> [WHAT IS ASKED] Could you repeat the records below exactly, leaving out any pictures?

> [SUPPLIED DATA]
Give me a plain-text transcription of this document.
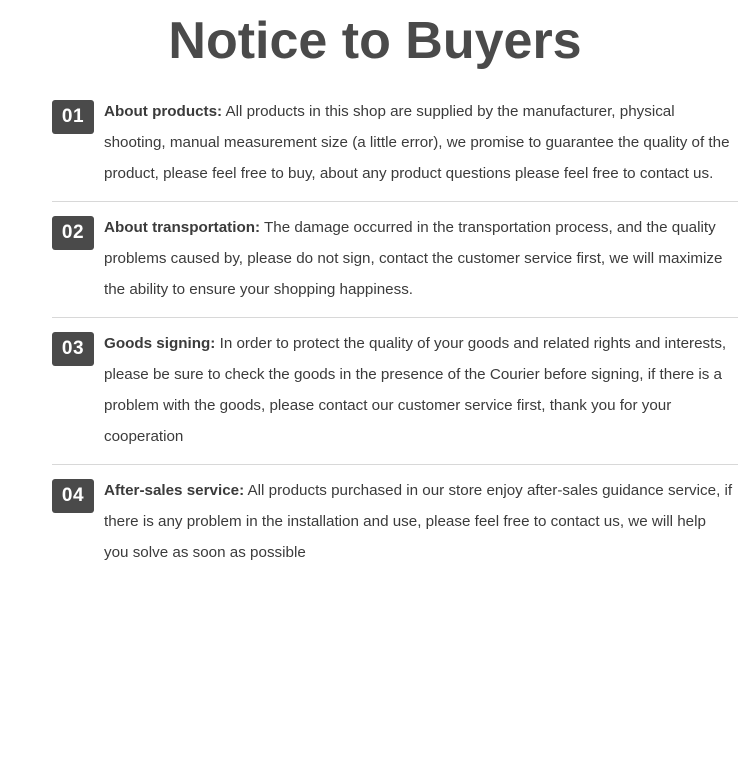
Notice to Buyers
01	About products: All products in this shop are supplied by the manufacturer, physical shooting, manual measurement size (a little error), we promise to guarantee the quality of the product, please feel free to buy, about any product questions please feel free to contact us.
02	About transportation: The damage occurred in the transportation process, and the quality problems caused by, please do not sign, contact the customer service first, we will maximize the ability to ensure your shopping happiness.
03	Goods signing: In order to protect the quality of your goods and related rights and interests, please be sure to check the goods in the presence of the Courier before signing, if there is a problem with the goods, please contact our customer service first, thank you for your cooperation
04	After-sales service: All products purchased in our store enjoy after-sales guidance service, if there is any problem in the installation and use, please feel free to contact us, we will help you solve as soon as possible
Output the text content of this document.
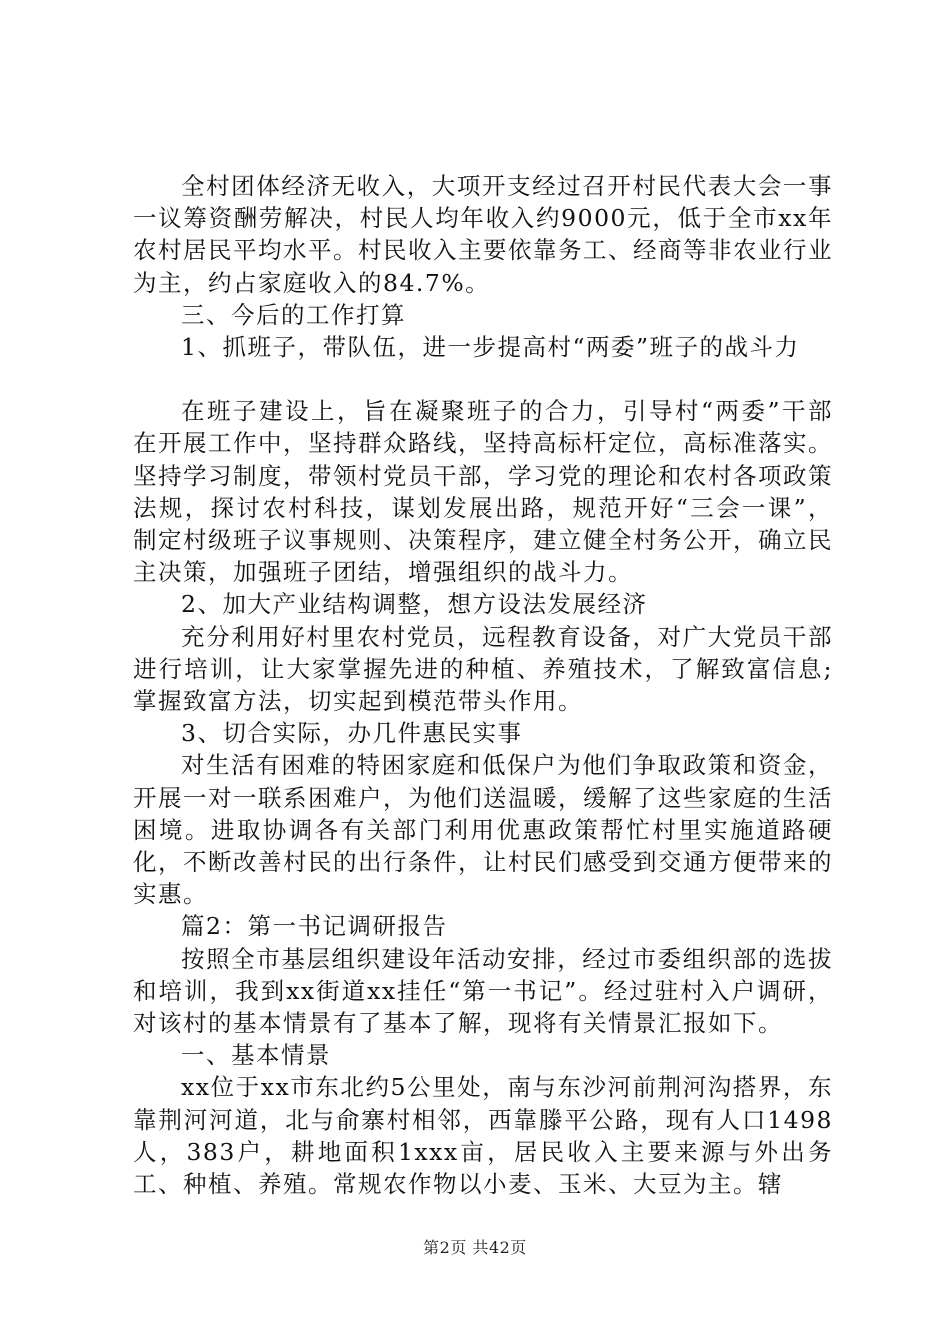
全村团体经济无收入，大项开支经过召开村民代表大会一事一议筹资酬劳解决，村民人均年收入约9000元，低于全市xx年农村居民平均水平。村民收入主要依靠务工、经商等非农业行业为主，约占家庭收入的84.7%。

三、今后的工作打算

1、抓班子，带队伍，进一步提高村“两委”班子的战斗力

在班子建设上，旨在凝聚班子的合力，引导村“两委”干部在开展工作中，坚持群众路线，坚持高标杆定位，高标准落实。坚持学习制度，带领村党员干部，学习党的理论和农村各项政策法规，探讨农村科技，谋划发展出路，规范开好“三会一课”，制定村级班子议事规则、决策程序，建立健全村务公开，确立民主决策，加强班子团结，增强组织的战斗力。

2、加大产业结构调整，想方设法发展经济

充分利用好村里农村党员，远程教育设备，对广大党员干部进行培训，让大家掌握先进的种植、养殖技术，了解致富信息;掌握致富方法，切实起到模范带头作用。

3、切合实际，办几件惠民实事

对生活有困难的特困家庭和低保户为他们争取政策和资金，开展一对一联系困难户，为他们送温暖，缓解了这些家庭的生活困境。进取协调各有关部门利用优惠政策帮忙村里实施道路硬化，不断改善村民的出行条件，让村民们感受到交通方便带来的实惠。

篇2：第一书记调研报告

按照全市基层组织建设年活动安排，经过市委组织部的选拔和培训，我到xx街道xx挂任“第一书记”。经过驻村入户调研，对该村的基本情景有了基本了解，现将有关情景汇报如下。

一、基本情景

xx位于xx市东北约5公里处，南与东沙河前荆河沟搭界，东靠荆河河道，北与俞寨村相邻，西靠滕平公路，现有人口1498人，383户，耕地面积1xxx亩，居民收入主要来源与外出务工、种植、养殖。常规农作物以小麦、玉米、大豆为主。辖

第2页 共42页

> [COMPLETED EXERCISE]
Give me a plain-text transcription of this document.
Notice to Buyers
01	About products: All products in this shop are supplied by the manufacturer, physical shooting, manual measurement size (a little error), we promise to guarantee the quality of the product, please feel free to buy, about any product questions please feel free to contact us.
02	About transportation: The damage occurred in the transportation process, and the quality problems caused by, please do not sign, contact the customer service first, we will maximize the ability to ensure your shopping happiness.
03	Goods signing: In order to protect the quality of your goods and related rights and interests, please be sure to check the goods in the presence of the Courier before signing, if there is a problem with the goods, please contact our customer service first, thank you for your cooperation
04	After-sales service: All products purchased in our store enjoy after-sales guidance service, if there is any problem in the installation and use, please feel free to contact us, we will help you solve as soon as possible
Output the text content of this document.
全村团体经济无收入，大项开支经过召开村民代表大会一事一议筹资酬劳解决，村民人均年收入约9000元，低于全市xx年农村居民平均水平。村民收入主要依靠务工、经商等非农业行业为主，约占家庭收入的84.7%。

三、今后的工作打算

1、抓班子，带队伍，进一步提高村“两委”班子的战斗力

在班子建设上，旨在凝聚班子的合力，引导村“两委”干部在开展工作中，坚持群众路线，坚持高标杆定位，高标准落实。坚持学习制度，带领村党员干部，学习党的理论和农村各项政策法规，探讨农村科技，谋划发展出路，规范开好“三会一课”，制定村级班子议事规则、决策程序，建立健全村务公开，确立民主决策，加强班子团结，增强组织的战斗力。

2、加大产业结构调整，想方设法发展经济

充分利用好村里农村党员，远程教育设备，对广大党员干部进行培训，让大家掌握先进的种植、养殖技术，了解致富信息;掌握致富方法，切实起到模范带头作用。

3、切合实际，办几件惠民实事

对生活有困难的特困家庭和低保户为他们争取政策和资金，开展一对一联系困难户，为他们送温暖，缓解了这些家庭的生活困境。进取协调各有关部门利用优惠政策帮忙村里实施道路硬化，不断改善村民的出行条件，让村民们感受到交通方便带来的实惠。

篇2：第一书记调研报告

按照全市基层组织建设年活动安排，经过市委组织部的选拔和培训，我到xx街道xx挂任“第一书记”。经过驻村入户调研，对该村的基本情景有了基本了解，现将有关情景汇报如下。

一、基本情景

xx位于xx市东北约5公里处，南与东沙河前荆河沟搭界，东靠荆河河道，北与俞寨村相邻，西靠滕平公路，现有人口1498人，383户，耕地面积1xxx亩，居民收入主要来源与外出务工、种植、养殖。常规农作物以小麦、玉米、大豆为主。辖

第2页 共42页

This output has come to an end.